Repeat the listing below in full, exactly as it stands.

[Dataset records]

_ _ _ _ _

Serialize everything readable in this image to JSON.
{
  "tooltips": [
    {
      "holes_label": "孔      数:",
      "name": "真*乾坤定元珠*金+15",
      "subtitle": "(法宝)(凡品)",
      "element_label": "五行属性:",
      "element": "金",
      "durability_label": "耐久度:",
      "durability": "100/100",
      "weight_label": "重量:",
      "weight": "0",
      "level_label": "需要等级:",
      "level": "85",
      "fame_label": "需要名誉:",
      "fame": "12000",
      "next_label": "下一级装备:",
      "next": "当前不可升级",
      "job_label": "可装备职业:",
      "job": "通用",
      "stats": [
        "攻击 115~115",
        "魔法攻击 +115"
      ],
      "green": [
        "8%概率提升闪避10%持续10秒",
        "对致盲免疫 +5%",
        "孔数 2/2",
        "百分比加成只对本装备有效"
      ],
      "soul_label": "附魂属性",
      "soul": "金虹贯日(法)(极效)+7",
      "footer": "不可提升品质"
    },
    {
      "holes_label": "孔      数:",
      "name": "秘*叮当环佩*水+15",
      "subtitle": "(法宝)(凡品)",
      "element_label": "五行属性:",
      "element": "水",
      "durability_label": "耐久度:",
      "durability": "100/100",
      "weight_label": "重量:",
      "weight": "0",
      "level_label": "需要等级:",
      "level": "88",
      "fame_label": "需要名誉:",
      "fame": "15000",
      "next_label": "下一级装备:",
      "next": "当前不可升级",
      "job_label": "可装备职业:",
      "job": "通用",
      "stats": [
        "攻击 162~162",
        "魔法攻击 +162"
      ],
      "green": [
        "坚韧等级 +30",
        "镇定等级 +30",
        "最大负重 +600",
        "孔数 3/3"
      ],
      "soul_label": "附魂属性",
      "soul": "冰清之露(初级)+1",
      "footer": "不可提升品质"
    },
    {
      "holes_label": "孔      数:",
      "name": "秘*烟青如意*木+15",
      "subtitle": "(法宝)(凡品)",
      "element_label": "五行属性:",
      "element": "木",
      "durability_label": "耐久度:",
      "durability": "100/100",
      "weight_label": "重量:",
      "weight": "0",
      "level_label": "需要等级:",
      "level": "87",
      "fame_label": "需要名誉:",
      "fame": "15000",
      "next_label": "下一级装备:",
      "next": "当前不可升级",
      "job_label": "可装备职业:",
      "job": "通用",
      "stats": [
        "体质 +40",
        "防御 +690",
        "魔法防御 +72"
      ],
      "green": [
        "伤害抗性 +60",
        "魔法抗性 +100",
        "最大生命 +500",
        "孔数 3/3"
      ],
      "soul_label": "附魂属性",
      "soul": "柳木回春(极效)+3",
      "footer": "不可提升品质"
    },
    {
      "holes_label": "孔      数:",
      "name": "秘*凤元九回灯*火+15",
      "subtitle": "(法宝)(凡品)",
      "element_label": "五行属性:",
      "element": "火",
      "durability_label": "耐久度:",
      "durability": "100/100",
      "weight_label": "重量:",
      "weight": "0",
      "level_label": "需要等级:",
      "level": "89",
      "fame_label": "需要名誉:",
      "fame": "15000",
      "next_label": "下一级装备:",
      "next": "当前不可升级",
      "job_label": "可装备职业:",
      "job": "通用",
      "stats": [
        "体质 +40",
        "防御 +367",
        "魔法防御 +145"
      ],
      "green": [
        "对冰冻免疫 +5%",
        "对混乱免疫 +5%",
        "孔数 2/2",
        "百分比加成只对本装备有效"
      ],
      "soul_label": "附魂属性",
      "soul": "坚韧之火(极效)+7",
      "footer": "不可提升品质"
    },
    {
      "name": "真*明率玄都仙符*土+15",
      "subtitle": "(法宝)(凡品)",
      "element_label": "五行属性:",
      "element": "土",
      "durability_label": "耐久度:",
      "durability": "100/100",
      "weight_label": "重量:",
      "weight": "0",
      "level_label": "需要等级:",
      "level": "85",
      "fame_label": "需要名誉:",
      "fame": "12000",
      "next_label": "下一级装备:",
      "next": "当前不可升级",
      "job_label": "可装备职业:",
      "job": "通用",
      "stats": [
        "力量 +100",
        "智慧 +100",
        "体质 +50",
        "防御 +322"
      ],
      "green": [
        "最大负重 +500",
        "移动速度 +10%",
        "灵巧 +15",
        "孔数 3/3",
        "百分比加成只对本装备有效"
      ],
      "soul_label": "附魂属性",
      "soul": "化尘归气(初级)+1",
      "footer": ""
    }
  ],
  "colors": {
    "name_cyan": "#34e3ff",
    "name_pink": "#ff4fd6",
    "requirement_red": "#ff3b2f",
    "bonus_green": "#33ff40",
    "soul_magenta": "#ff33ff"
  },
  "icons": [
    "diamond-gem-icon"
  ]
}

_ _ _ _ _

• Full answer
Serialize everything readable in this image to JSON.
{
  "tooltips": [
    {
      "holes_label": "孔      数:",
      "name": "真*乾坤定元珠*金+15",
      "subtitle": "(法宝)(凡品)",
      "element_label": "五行属性:",
      "element": "金",
      "durability_label": "耐久度:",
      "durability": "100/100",
      "weight_label": "重量:",
      "weight": "0",
      "level_label": "需要等级:",
      "level": "85",
      "fame_label": "需要名誉:",
      "fame": "12000",
      "next_label": "下一级装备:",
      "next": "当前不可升级",
      "job_label": "可装备职业:",
      "job": "通用",
      "stats": [
        "攻击 115~115",
        "魔法攻击 +115"
      ],
      "green": [
        "8%概率提升闪避10%持续10秒",
        "对致盲免疫 +5%",
        "孔数 2/2",
        "百分比加成只对本装备有效"
      ],
      "soul_label": "附魂属性",
      "soul": "金虹贯日(法)(极效)+7",
      "footer": "不可提升品质"
    },
    {
      "holes_label": "孔      数:",
      "name": "秘*叮当环佩*水+15",
      "subtitle": "(法宝)(凡品)",
      "element_label": "五行属性:",
      "element": "水",
      "durability_label": "耐久度:",
      "durability": "100/100",
      "weight_label": "重量:",
      "weight": "0",
      "level_label": "需要等级:",
      "level": "88",
      "fame_label": "需要名誉:",
      "fame": "15000",
      "next_label": "下一级装备:",
      "next": "当前不可升级",
      "job_label": "可装备职业:",
      "job": "通用",
      "stats": [
        "攻击 162~162",
        "魔法攻击 +162"
      ],
      "green": [
        "坚韧等级 +30",
        "镇定等级 +30",
        "最大负重 +600",
        "孔数 3/3"
      ],
      "soul_label": "附魂属性",
      "soul": "冰清之露(初级)+1",
      "footer": "不可提升品质"
    },
    {
      "holes_label": "孔      数:",
      "name": "秘*烟青如意*木+15",
      "subtitle": "(法宝)(凡品)",
      "element_label": "五行属性:",
      "element": "木",
      "durability_label": "耐久度:",
      "durability": "100/100",
      "weight_label": "重量:",
      "weight": "0",
      "level_label": "需要等级:",
      "level": "87",
      "fame_label": "需要名誉:",
      "fame": "15000",
      "next_label": "下一级装备:",
      "next": "当前不可升级",
      "job_label": "可装备职业:",
      "job": "通用",
      "stats": [
        "体质 +40",
        "防御 +690",
        "魔法防御 +72"
      ],
      "green": [
        "伤害抗性 +60",
        "魔法抗性 +100",
        "最大生命 +500",
        "孔数 3/3"
      ],
      "soul_label": "附魂属性",
      "soul": "柳木回春(极效)+3",
      "footer": "不可提升品质"
    },
    {
      "holes_label": "孔      数:",
      "name": "秘*凤元九回灯*火+15",
      "subtitle": "(法宝)(凡品)",
      "element_label": "五行属性:",
      "element": "火",
      "durability_label": "耐久度:",
      "durability": "100/100",
      "weight_label": "重量:",
      "weight": "0",
      "level_label": "需要等级:",
      "level": "89",
      "fame_label": "需要名誉:",
      "fame": "15000",
      "next_label": "下一级装备:",
      "next": "当前不可升级",
      "job_label": "可装备职业:",
      "job": "通用",
      "stats": [
        "体质 +40",
        "防御 +367",
        "魔法防御 +145"
      ],
      "green": [
        "对冰冻免疫 +5%",
        "对混乱免疫 +5%",
        "孔数 2/2",
        "百分比加成只对本装备有效"
      ],
      "soul_label": "附魂属性",
      "soul": "坚韧之火(极效)+7",
      "footer": "不可提升品质"
    },
    {
      "name": "真*明率玄都仙符*土+15",
      "subtitle": "(法宝)(凡品)",
      "element_label": "五行属性:",
      "element": "土",
      "durability_label": "耐久度:",
      "durability": "100/100",
      "weight_label": "重量:",
      "weight": "0",
      "level_label": "需要等级:",
      "level": "85",
      "fame_label": "需要名誉:",
      "fame": "12000",
      "next_label": "下一级装备:",
      "next": "当前不可升级",
      "job_label": "可装备职业:",
      "job": "通用",
      "stats": [
        "力量 +100",
        "智慧 +100",
        "体质 +50",
        "防御 +322"
      ],
      "green": [
        "最大负重 +500",
        "移动速度 +10%",
        "灵巧 +15",
        "孔数 3/3",
        "百分比加成只对本装备有效"
      ],
      "soul_label": "附魂属性",
      "soul": "化尘归气(初级)+1",
      "footer": ""
    }
  ],
  "colors": {
    "name_cyan": "#34e3ff",
    "name_pink": "#ff4fd6",
    "requirement_red": "#ff3b2f",
    "bonus_green": "#33ff40",
    "soul_magenta": "#ff33ff"
  },
  "icons": [
    "diamond-gem-icon"
  ]
}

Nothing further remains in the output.